──────── Task input ────────
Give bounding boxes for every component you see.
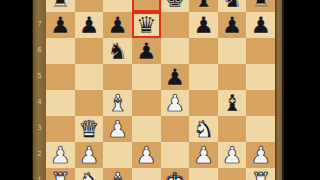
square-c7[interactable]: ♟ [103, 12, 132, 38]
rank-label-7: 7 [33, 20, 46, 29]
square-f2[interactable]: ♟ [189, 142, 218, 168]
rank-label-2: 2 [33, 150, 46, 159]
white-rook-icon: ♜ [246, 168, 275, 180]
rank-label-8: 8 [33, 0, 46, 3]
black-knight-icon: ♞ [103, 38, 132, 64]
square-c1[interactable]: ♝ [103, 168, 132, 180]
rank-label-6: 6 [33, 46, 46, 55]
square-b8[interactable] [75, 0, 104, 12]
square-h2[interactable]: ♟ [246, 142, 275, 168]
square-b7[interactable]: ♟ [75, 12, 104, 38]
square-g8[interactable]: ♞ [218, 0, 247, 12]
white-pawn-icon: ♟ [46, 142, 75, 168]
square-c8[interactable] [103, 0, 132, 12]
rank-label-5: 5 [33, 72, 46, 81]
black-queen-icon: ♛ [132, 12, 161, 38]
square-g2[interactable]: ♟ [218, 142, 247, 168]
square-a3[interactable] [46, 116, 75, 142]
square-f4[interactable] [189, 90, 218, 116]
chess-board: ♜♚♝♞♜♟♟♟♛♟♟♟♞♟♟♝♟♝♛♟♞♟♟♟♟♟♟♜♞♝♚♜ [46, 0, 275, 180]
square-f7[interactable]: ♟ [189, 12, 218, 38]
white-queen-icon: ♛ [75, 116, 104, 142]
square-c3[interactable]: ♟ [103, 116, 132, 142]
square-d5[interactable] [132, 64, 161, 90]
square-d1[interactable] [132, 168, 161, 180]
black-king-icon: ♚ [161, 0, 190, 12]
square-e4[interactable]: ♟ [161, 90, 190, 116]
square-a7[interactable]: ♟ [46, 12, 75, 38]
square-a1[interactable]: ♜ [46, 168, 75, 180]
square-h1[interactable]: ♜ [246, 168, 275, 180]
black-pawn-icon: ♟ [246, 12, 275, 38]
square-d4[interactable] [132, 90, 161, 116]
black-pawn-icon: ♟ [132, 38, 161, 64]
square-f5[interactable] [189, 64, 218, 90]
square-g3[interactable] [218, 116, 247, 142]
square-e8[interactable]: ♚ [161, 0, 190, 12]
white-pawn-icon: ♟ [161, 90, 190, 116]
square-e1[interactable]: ♚ [161, 168, 190, 180]
square-b3[interactable]: ♛ [75, 116, 104, 142]
black-pawn-icon: ♟ [161, 64, 190, 90]
square-e2[interactable] [161, 142, 190, 168]
square-d6[interactable]: ♟ [132, 38, 161, 64]
square-b1[interactable]: ♞ [75, 168, 104, 180]
square-e6[interactable] [161, 38, 190, 64]
square-d8[interactable] [132, 0, 161, 12]
square-f1[interactable] [189, 168, 218, 180]
square-b4[interactable] [75, 90, 104, 116]
square-c2[interactable] [103, 142, 132, 168]
black-pawn-icon: ♟ [46, 12, 75, 38]
square-h4[interactable] [246, 90, 275, 116]
square-e3[interactable] [161, 116, 190, 142]
square-a8[interactable]: ♜ [46, 0, 75, 12]
square-b5[interactable] [75, 64, 104, 90]
black-bishop-icon: ♝ [189, 0, 218, 12]
square-f6[interactable] [189, 38, 218, 64]
black-bishop-icon: ♝ [218, 90, 247, 116]
black-rook-icon: ♜ [246, 0, 275, 12]
square-g1[interactable] [218, 168, 247, 180]
square-h8[interactable]: ♜ [246, 0, 275, 12]
square-g5[interactable] [218, 64, 247, 90]
white-knight-icon: ♞ [75, 168, 104, 180]
square-c6[interactable]: ♞ [103, 38, 132, 64]
white-bishop-icon: ♝ [103, 168, 132, 180]
white-pawn-icon: ♟ [103, 116, 132, 142]
square-b6[interactable] [75, 38, 104, 64]
square-d3[interactable] [132, 116, 161, 142]
chess-video-frame: 87654321 ♜♚♝♞♜♟♟♟♛♟♟♟♞♟♟♝♟♝♛♟♞♟♟♟♟♟♟♜♞♝♚… [0, 0, 320, 180]
white-king-icon: ♚ [161, 168, 190, 180]
square-g6[interactable] [218, 38, 247, 64]
white-knight-icon: ♞ [189, 116, 218, 142]
square-h6[interactable] [246, 38, 275, 64]
square-d2[interactable]: ♟ [132, 142, 161, 168]
square-h5[interactable] [246, 64, 275, 90]
square-a5[interactable] [46, 64, 75, 90]
black-pawn-icon: ♟ [103, 12, 132, 38]
white-pawn-icon: ♟ [246, 142, 275, 168]
square-e7[interactable] [161, 12, 190, 38]
square-a6[interactable] [46, 38, 75, 64]
square-g7[interactable]: ♟ [218, 12, 247, 38]
white-pawn-icon: ♟ [132, 142, 161, 168]
black-pawn-icon: ♟ [75, 12, 104, 38]
white-pawn-icon: ♟ [75, 142, 104, 168]
square-e5[interactable]: ♟ [161, 64, 190, 90]
square-h7[interactable]: ♟ [246, 12, 275, 38]
white-rook-icon: ♜ [46, 168, 75, 180]
square-b2[interactable]: ♟ [75, 142, 104, 168]
board-right-border [275, 0, 284, 180]
black-pawn-icon: ♟ [218, 12, 247, 38]
square-d7[interactable]: ♛ [132, 12, 161, 38]
white-pawn-icon: ♟ [189, 142, 218, 168]
square-h3[interactable] [246, 116, 275, 142]
square-g4[interactable]: ♝ [218, 90, 247, 116]
rank-label-4: 4 [33, 98, 46, 107]
rank-label-3: 3 [33, 124, 46, 133]
square-a2[interactable]: ♟ [46, 142, 75, 168]
black-rook-icon: ♜ [46, 0, 75, 12]
square-c5[interactable] [103, 64, 132, 90]
black-pawn-icon: ♟ [189, 12, 218, 38]
rank-label-1: 1 [33, 176, 46, 180]
square-c4[interactable]: ♝ [103, 90, 132, 116]
white-pawn-icon: ♟ [218, 142, 247, 168]
black-knight-icon: ♞ [218, 0, 247, 12]
white-bishop-icon: ♝ [103, 90, 132, 116]
square-f8[interactable]: ♝ [189, 0, 218, 12]
square-f3[interactable]: ♞ [189, 116, 218, 142]
square-a4[interactable] [46, 90, 75, 116]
────────
- Given request: Reproduce all of the data above line for line, without changes, and leave out the pictures.

- Full output:
Give bounding boxes for every component you see.
square-c7[interactable]: ♟ [103, 12, 132, 38]
rank-label-7: 7 [33, 20, 46, 29]
square-f2[interactable]: ♟ [189, 142, 218, 168]
rank-label-2: 2 [33, 150, 46, 159]
white-rook-icon: ♜ [246, 168, 275, 180]
rank-label-8: 8 [33, 0, 46, 3]
black-knight-icon: ♞ [103, 38, 132, 64]
square-c1[interactable]: ♝ [103, 168, 132, 180]
rank-label-6: 6 [33, 46, 46, 55]
square-b8[interactable] [75, 0, 104, 12]
square-h2[interactable]: ♟ [246, 142, 275, 168]
square-b7[interactable]: ♟ [75, 12, 104, 38]
square-g8[interactable]: ♞ [218, 0, 247, 12]
white-pawn-icon: ♟ [46, 142, 75, 168]
square-c8[interactable] [103, 0, 132, 12]
rank-label-5: 5 [33, 72, 46, 81]
black-queen-icon: ♛ [132, 12, 161, 38]
square-g2[interactable]: ♟ [218, 142, 247, 168]
square-a3[interactable] [46, 116, 75, 142]
square-f4[interactable] [189, 90, 218, 116]
chess-board: ♜♚♝♞♜♟♟♟♛♟♟♟♞♟♟♝♟♝♛♟♞♟♟♟♟♟♟♜♞♝♚♜ [46, 0, 275, 180]
square-f7[interactable]: ♟ [189, 12, 218, 38]
white-queen-icon: ♛ [75, 116, 104, 142]
square-c3[interactable]: ♟ [103, 116, 132, 142]
square-d5[interactable] [132, 64, 161, 90]
square-d1[interactable] [132, 168, 161, 180]
black-king-icon: ♚ [161, 0, 190, 12]
square-e4[interactable]: ♟ [161, 90, 190, 116]
square-a7[interactable]: ♟ [46, 12, 75, 38]
square-a1[interactable]: ♜ [46, 168, 75, 180]
square-h1[interactable]: ♜ [246, 168, 275, 180]
black-pawn-icon: ♟ [246, 12, 275, 38]
square-d4[interactable] [132, 90, 161, 116]
black-pawn-icon: ♟ [132, 38, 161, 64]
square-f5[interactable] [189, 64, 218, 90]
square-g3[interactable] [218, 116, 247, 142]
square-e8[interactable]: ♚ [161, 0, 190, 12]
white-pawn-icon: ♟ [161, 90, 190, 116]
square-e1[interactable]: ♚ [161, 168, 190, 180]
square-b3[interactable]: ♛ [75, 116, 104, 142]
black-pawn-icon: ♟ [161, 64, 190, 90]
square-e2[interactable] [161, 142, 190, 168]
square-d6[interactable]: ♟ [132, 38, 161, 64]
square-b1[interactable]: ♞ [75, 168, 104, 180]
square-e6[interactable] [161, 38, 190, 64]
square-d8[interactable] [132, 0, 161, 12]
square-f1[interactable] [189, 168, 218, 180]
square-b4[interactable] [75, 90, 104, 116]
square-c2[interactable] [103, 142, 132, 168]
black-pawn-icon: ♟ [46, 12, 75, 38]
square-h4[interactable] [246, 90, 275, 116]
square-e3[interactable] [161, 116, 190, 142]
square-a8[interactable]: ♜ [46, 0, 75, 12]
square-b5[interactable] [75, 64, 104, 90]
black-bishop-icon: ♝ [189, 0, 218, 12]
square-f6[interactable] [189, 38, 218, 64]
black-bishop-icon: ♝ [218, 90, 247, 116]
black-rook-icon: ♜ [246, 0, 275, 12]
square-g1[interactable] [218, 168, 247, 180]
square-h8[interactable]: ♜ [246, 0, 275, 12]
square-g5[interactable] [218, 64, 247, 90]
white-knight-icon: ♞ [75, 168, 104, 180]
square-c6[interactable]: ♞ [103, 38, 132, 64]
white-bishop-icon: ♝ [103, 168, 132, 180]
white-pawn-icon: ♟ [103, 116, 132, 142]
square-b6[interactable] [75, 38, 104, 64]
square-d3[interactable] [132, 116, 161, 142]
chess-video-frame: 87654321 ♜♚♝♞♜♟♟♟♛♟♟♟♞♟♟♝♟♝♛♟♞♟♟♟♟♟♟♜♞♝♚… [0, 0, 320, 180]
white-king-icon: ♚ [161, 168, 190, 180]
square-g6[interactable] [218, 38, 247, 64]
white-knight-icon: ♞ [189, 116, 218, 142]
square-h6[interactable] [246, 38, 275, 64]
square-d2[interactable]: ♟ [132, 142, 161, 168]
square-h5[interactable] [246, 64, 275, 90]
square-a5[interactable] [46, 64, 75, 90]
black-pawn-icon: ♟ [103, 12, 132, 38]
white-pawn-icon: ♟ [246, 142, 275, 168]
square-e7[interactable] [161, 12, 190, 38]
square-a6[interactable] [46, 38, 75, 64]
square-g7[interactable]: ♟ [218, 12, 247, 38]
white-pawn-icon: ♟ [132, 142, 161, 168]
black-pawn-icon: ♟ [75, 12, 104, 38]
white-pawn-icon: ♟ [75, 142, 104, 168]
square-e5[interactable]: ♟ [161, 64, 190, 90]
square-h7[interactable]: ♟ [246, 12, 275, 38]
white-rook-icon: ♜ [46, 168, 75, 180]
square-b2[interactable]: ♟ [75, 142, 104, 168]
board-right-border [275, 0, 284, 180]
black-pawn-icon: ♟ [218, 12, 247, 38]
square-d7[interactable]: ♛ [132, 12, 161, 38]
white-pawn-icon: ♟ [189, 142, 218, 168]
square-h3[interactable] [246, 116, 275, 142]
square-g4[interactable]: ♝ [218, 90, 247, 116]
rank-label-4: 4 [33, 98, 46, 107]
rank-label-3: 3 [33, 124, 46, 133]
square-a2[interactable]: ♟ [46, 142, 75, 168]
black-rook-icon: ♜ [46, 0, 75, 12]
square-c5[interactable] [103, 64, 132, 90]
black-pawn-icon: ♟ [189, 12, 218, 38]
rank-label-1: 1 [33, 176, 46, 180]
square-c4[interactable]: ♝ [103, 90, 132, 116]
white-pawn-icon: ♟ [218, 142, 247, 168]
black-knight-icon: ♞ [218, 0, 247, 12]
white-bishop-icon: ♝ [103, 90, 132, 116]
square-f8[interactable]: ♝ [189, 0, 218, 12]
square-f3[interactable]: ♞ [189, 116, 218, 142]
square-a4[interactable] [46, 90, 75, 116]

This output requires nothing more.